- Exercise objective
Rewrite the data starting at the line containing "volume-bar xyxy=(750,452,752,455)" and ending at the line containing "candle-body xyxy=(1668,194,1679,203)", replacing every "volume-bar" with "vol-bar" and leaving everything else unchanged.

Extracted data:

--- BEGIN ---

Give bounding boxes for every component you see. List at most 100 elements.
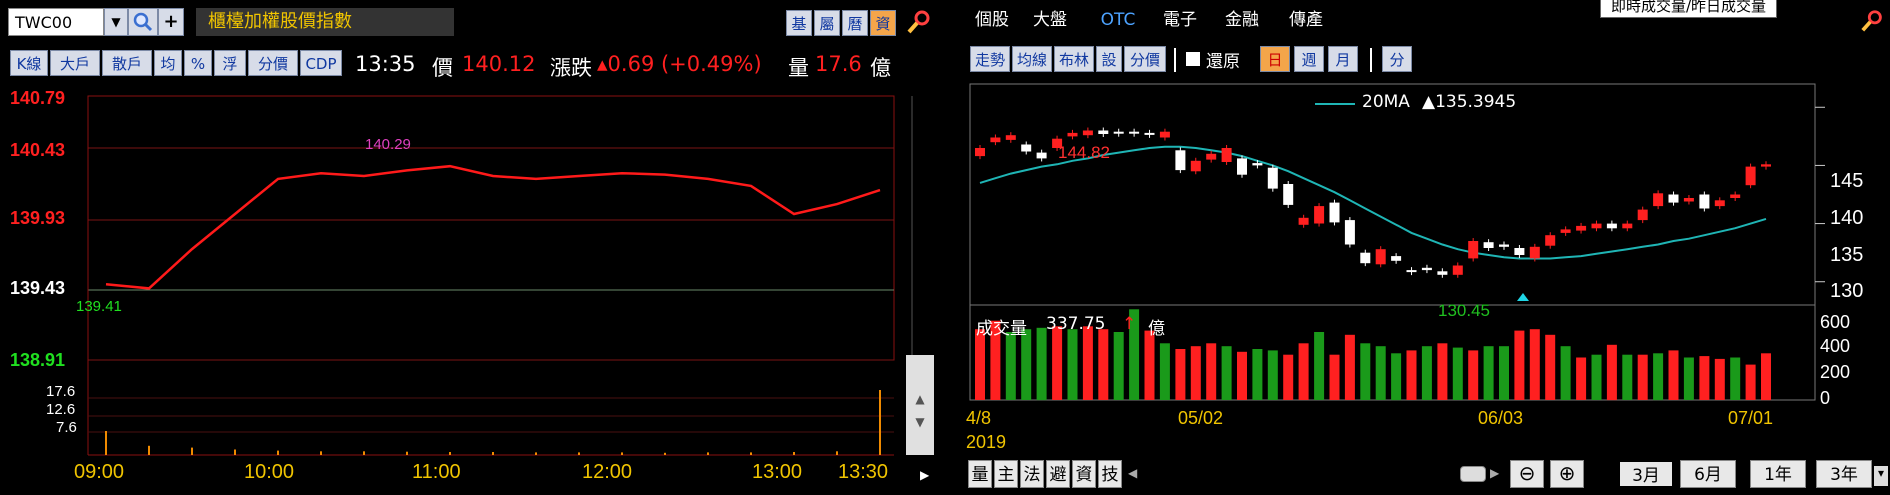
volume-bar xyxy=(750,452,752,455)
volume-bar xyxy=(1406,350,1417,400)
price-tick-130: 130 xyxy=(1830,280,1864,302)
volume-bar xyxy=(1036,327,1047,401)
range-6m[interactable]: 6月 xyxy=(1680,460,1736,488)
price-tick-140: 140 xyxy=(1830,207,1864,229)
price-tick-135: 135 xyxy=(1830,244,1864,266)
candle-body xyxy=(1576,225,1587,231)
volume-bar xyxy=(1005,332,1016,400)
low-annotation: 130.45 xyxy=(1438,301,1490,320)
bottom-button-margin[interactable]: 資 xyxy=(1072,460,1096,488)
bottom-button-technical[interactable]: 技 xyxy=(1098,460,1122,488)
range-3y[interactable]: 3年 xyxy=(1816,460,1872,488)
volume-bar xyxy=(1437,343,1448,400)
candle-body xyxy=(1406,270,1417,273)
candle-body xyxy=(1267,167,1278,189)
candle-body xyxy=(1314,206,1325,224)
candle-body xyxy=(1082,130,1093,136)
candle-body xyxy=(1668,194,1679,203)
volume-bar xyxy=(1391,353,1402,401)
volume-bar xyxy=(1067,329,1078,400)
candle-body xyxy=(1129,131,1140,134)
candle-body xyxy=(1483,242,1494,248)
volume-bar xyxy=(1761,353,1771,401)
candle-body xyxy=(1113,131,1124,134)
volume-bar xyxy=(449,452,451,455)
vol-tick-400: 400 xyxy=(1820,336,1851,356)
candle-body xyxy=(1591,223,1602,229)
volume-bar xyxy=(234,449,236,455)
volume-bar xyxy=(406,451,408,455)
price-tick-145: 145 xyxy=(1830,170,1864,192)
candle-body xyxy=(1745,166,1756,186)
vol-tick-200: 200 xyxy=(1820,362,1851,382)
price-frame xyxy=(969,83,1816,306)
scroll-left-icon[interactable]: ◀ xyxy=(1128,466,1137,480)
candle-body xyxy=(1421,267,1432,271)
volume-bar xyxy=(1483,346,1494,400)
volume-bar xyxy=(1360,343,1371,400)
candle-body xyxy=(1637,209,1648,221)
candle-body xyxy=(1761,164,1771,167)
volume-bar xyxy=(1452,347,1463,400)
volume-bar xyxy=(1637,354,1648,400)
volume-bar xyxy=(1298,343,1309,400)
candle-body xyxy=(1499,244,1509,247)
candle-body xyxy=(1360,252,1371,264)
candle-body xyxy=(1005,135,1016,140)
candle-body xyxy=(1391,256,1402,261)
volume-bar xyxy=(1283,354,1294,400)
volume-arrow-icon: ↑ xyxy=(1122,314,1137,334)
zoom-out-icon[interactable]: ⊖ xyxy=(1510,460,1544,488)
candle-body xyxy=(990,137,1001,143)
volume-bar xyxy=(1252,349,1263,400)
x-label-1300: 13:00 xyxy=(752,461,803,483)
candle-body xyxy=(1606,223,1617,229)
volume-bar xyxy=(836,451,838,455)
zoom-in-icon[interactable]: ⊕ xyxy=(1550,460,1584,488)
x-label-1200: 12:00 xyxy=(582,461,633,483)
candle-body xyxy=(1237,158,1247,175)
scroll-down-icon[interactable]: ▼ xyxy=(906,415,934,435)
vol-tick-0: 0 xyxy=(1820,388,1831,408)
candle-body xyxy=(1514,248,1525,255)
volume-bar xyxy=(1314,332,1325,400)
intraday-panel: TWC00 ▼ + 櫃檯加權股價指數 基 屬 曆 資 K線 大戶 散戶 均 % … xyxy=(0,0,940,495)
price-frame xyxy=(87,95,895,361)
volume-bar xyxy=(975,329,985,400)
volume-unit: 億 xyxy=(1148,319,1165,339)
x-label-4-8: 4/8 xyxy=(966,408,992,428)
scroll-up-icon[interactable]: ▲ xyxy=(906,392,934,412)
range-1y[interactable]: 1年 xyxy=(1750,460,1806,488)
range-3m[interactable]: 3月 xyxy=(1618,460,1674,488)
volume-bar xyxy=(1714,358,1725,400)
candle-body xyxy=(1144,132,1155,135)
candle-body xyxy=(1098,130,1109,134)
candle-body xyxy=(1622,223,1633,229)
scroll-right-icon[interactable]: ▶ xyxy=(920,468,929,482)
bottom-button-major[interactable]: 主 xyxy=(994,460,1018,488)
dropdown-arrow-icon[interactable]: ▾ xyxy=(1874,466,1888,486)
volume-bar xyxy=(1529,329,1540,400)
scroll-thumb[interactable] xyxy=(1460,466,1486,482)
candle-body xyxy=(1529,246,1540,259)
volume-bar xyxy=(1545,334,1556,400)
x-label-06-03: 06/03 xyxy=(1478,408,1524,428)
volume-bar xyxy=(1591,354,1602,400)
daily-kline-panel: 個股 大盤 OTC 電子 金融 傳產 即時成交量/昨日成交量 走勢 均線 布林 … xyxy=(960,0,1890,495)
volume-bar xyxy=(492,452,494,455)
bottom-button-institutional[interactable]: 法 xyxy=(1020,460,1044,488)
volume-bar xyxy=(578,452,580,455)
candle-body xyxy=(1252,163,1263,166)
scroll-right-icon[interactable]: ▶ xyxy=(1490,466,1499,480)
low-marker xyxy=(1517,293,1529,301)
volume-bar xyxy=(1606,344,1617,401)
volume-bar xyxy=(1653,353,1664,401)
volume-bar xyxy=(148,445,150,455)
intraday-chart xyxy=(87,95,913,456)
candle-body xyxy=(1206,153,1217,160)
candle-body xyxy=(1159,131,1170,138)
volume-bar xyxy=(1159,343,1170,400)
bottom-button-volume[interactable]: 量 xyxy=(968,460,992,488)
bottom-button-hedge[interactable]: 避 xyxy=(1046,460,1070,488)
candle-body xyxy=(1329,202,1340,223)
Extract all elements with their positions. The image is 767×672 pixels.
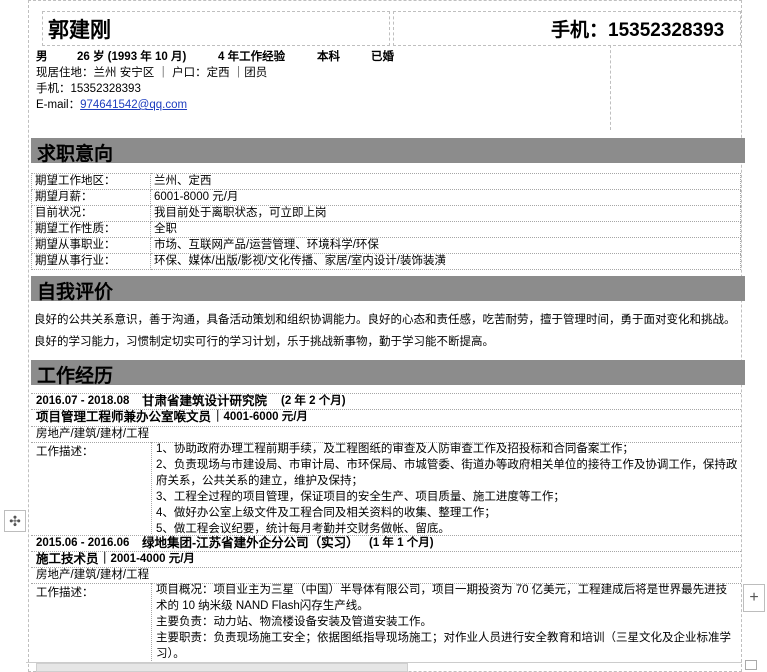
job-description: 项目概况：项目业主为三星（中国）半导体有限公司，项目一期投资为 70 亿美元，工…	[156, 582, 738, 662]
job-company: 绿地集团-江苏省建外企分公司（实习）	[142, 536, 359, 550]
residence: 现居住地：兰州 安宁区 ｜ 户口：定西 ｜团员	[36, 67, 268, 79]
self-evaluation-text: 良好的公共关系意识，善于沟通，具备活动策划和组织协调能力。良好的心态和责任感，吃…	[34, 314, 736, 348]
header-phone: 手机：15352328393	[551, 20, 725, 41]
section-intention-title: 求职意向	[37, 144, 114, 165]
gender: 男	[36, 51, 48, 63]
row-key: 期望工作性质：	[31, 221, 151, 238]
row-key: 目前状况：	[31, 205, 151, 222]
candidate-name: 郭建刚	[48, 19, 111, 42]
row-key: 期望月薪：	[31, 189, 151, 206]
move-icon[interactable]: ✣	[4, 510, 26, 532]
resize-handle-icon[interactable]	[745, 660, 757, 670]
job-desc-label: 工作描述：	[36, 446, 94, 458]
desc-line: 3、工程全过程的项目管理，保证项目的安全生产、项目质量、施工进度等工作；	[156, 491, 565, 503]
age: 26 岁 (1993 年 10 月)	[77, 51, 187, 63]
job-duration: (1 年 1 个月)	[369, 537, 434, 549]
section-work: 工作经历	[31, 360, 745, 387]
job-duration: (2 年 2 个月)	[281, 395, 346, 407]
section-self-evaluation: 自我评价	[31, 276, 745, 303]
row-value: 全职	[150, 221, 741, 238]
row-value: 环保、媒体/出版/影视/文化传播、家居/室内设计/装饰装潢	[150, 253, 741, 270]
row-value: 兰州、定西	[150, 173, 741, 190]
section-intention: 求职意向	[31, 138, 745, 165]
degree: 本科	[317, 51, 340, 63]
email-link[interactable]: 974641542@qq.com	[80, 99, 187, 111]
table-row: 期望工作性质： 全职	[31, 221, 741, 238]
job-description: 1、协助政府办理工程前期手续，及工程图纸的审查及人防审查工作及招投标和合同备案工…	[156, 441, 738, 537]
email-label: E-mail：	[36, 99, 81, 111]
table-row: 目前状况： 我目前处于离职状态，可立即上岗	[31, 205, 741, 222]
job-industry-row: 房地产/建筑/建材/工程	[31, 567, 741, 581]
add-icon[interactable]: +	[743, 584, 765, 612]
job-desc-label: 工作描述：	[36, 587, 94, 599]
job-position-row: 施工技术员 ｜2001-4000 元/月	[31, 551, 741, 566]
row-key: 期望从事职业：	[31, 237, 151, 254]
desc-line: 主要职责：负责现场施工安全；依据图纸指导现场施工；对作业人员进行安全教育和培训（…	[156, 632, 731, 660]
cell-divider	[151, 583, 152, 663]
photo-placeholder	[611, 45, 739, 130]
section-self-title: 自我评价	[37, 282, 114, 303]
desc-line: 主要负责：动力站、物流楼设备安装及管道安装工作。	[156, 616, 432, 628]
job-company: 甘肃省建筑设计研究院	[142, 394, 268, 408]
desc-line: 1、协助政府办理工程前期手续，及工程图纸的审查及人防审查工作及招投标和合同备案工…	[156, 443, 634, 455]
row-key: 期望从事行业：	[31, 253, 151, 270]
desc-line: 2、负责现场与市建设局、市审计局、市环保局、市城管委、街道办等政府相关单位的接待…	[156, 459, 738, 487]
row-value: 我目前处于离职状态，可立即上岗	[150, 205, 741, 222]
email-row: E-mail：974641542@qq.com	[36, 96, 187, 112]
job-position: 施工技术员	[36, 552, 99, 566]
desc-line: 4、做好办公室上级文件及工程合同及相关资料的收集、整理工作；	[156, 507, 496, 519]
mobile: 手机：15352328393	[36, 83, 141, 95]
job-salary: ｜2001-4000 元/月	[99, 553, 195, 565]
marital-status: 已婚	[371, 51, 394, 63]
cell-divider	[151, 442, 152, 534]
job-header: 2016.07 - 2018.08 甘肃省建筑设计研究院 (2 年 2 个月)	[31, 393, 741, 408]
job-industry: 房地产/建筑/建材/工程	[36, 428, 150, 440]
job-industry-row: 房地产/建筑/建材/工程	[31, 426, 741, 440]
intention-table: 期望工作地区： 兰州、定西 期望月薪： 6001-8000 元/月 目前状况： 我目前…	[31, 173, 741, 270]
scrollbar-thumb[interactable]	[36, 663, 408, 672]
table-row: 期望月薪： 6001-8000 元/月	[31, 189, 741, 206]
job-period: 2016.07 - 2018.08	[36, 395, 130, 407]
table-row: 期望从事行业： 环保、媒体/出版/影视/文化传播、家居/室内设计/装饰装潢	[31, 253, 741, 270]
job-period: 2015.06 - 2016.06	[36, 537, 130, 549]
table-row: 期望工作地区： 兰州、定西	[31, 173, 741, 190]
row-key: 期望工作地区：	[31, 173, 151, 190]
row-value: 6001-8000 元/月	[150, 189, 741, 206]
section-work-title: 工作经历	[37, 366, 114, 387]
job-salary: ｜4001-6000 元/月	[212, 411, 308, 423]
job-position: 项目管理工程师兼办公室喉文员	[36, 410, 212, 424]
row-value: 市场、互联网产品/运营管理、环境科学/环保	[150, 237, 741, 254]
desc-line: 项目概况：项目业主为三星（中国）半导体有限公司，项目一期投资为 70 亿美元，工…	[156, 584, 728, 612]
job-header: 2015.06 - 2016.06 绿地集团-江苏省建外企分公司（实习） (1 …	[31, 535, 741, 550]
job-industry: 房地产/建筑/建材/工程	[36, 569, 150, 581]
experience: 4 年工作经验	[218, 51, 286, 63]
job-position-row: 项目管理工程师兼办公室喉文员 ｜4001-6000 元/月	[31, 409, 741, 424]
table-row: 期望从事职业： 市场、互联网产品/运营管理、环境科学/环保	[31, 237, 741, 254]
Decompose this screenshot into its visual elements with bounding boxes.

--- END ---

- Solution
vol-bar xyxy=(750,452,752,455)
vol-bar xyxy=(1406,350,1417,400)
price-tick-130: 130 xyxy=(1830,280,1864,302)
vol-bar xyxy=(1036,327,1047,401)
range-6m[interactable]: 6月 xyxy=(1680,460,1736,488)
price-tick-140: 140 xyxy=(1830,207,1864,229)
price-tick-135: 135 xyxy=(1830,244,1864,266)
candle-body xyxy=(1576,225,1587,231)
vol-bar xyxy=(1005,332,1016,400)
low-annotation: 130.45 xyxy=(1438,301,1490,320)
bottom-button-margin[interactable]: 資 xyxy=(1072,460,1096,488)
bottom-button-technical[interactable]: 技 xyxy=(1098,460,1122,488)
range-3y[interactable]: 3年 xyxy=(1816,460,1872,488)
vol-bar xyxy=(1437,343,1448,400)
candle-body xyxy=(1406,270,1417,273)
candle-body xyxy=(1267,167,1278,189)
candle-body xyxy=(1314,206,1325,224)
candle-body xyxy=(1082,130,1093,136)
candle-body xyxy=(1668,194,1679,203)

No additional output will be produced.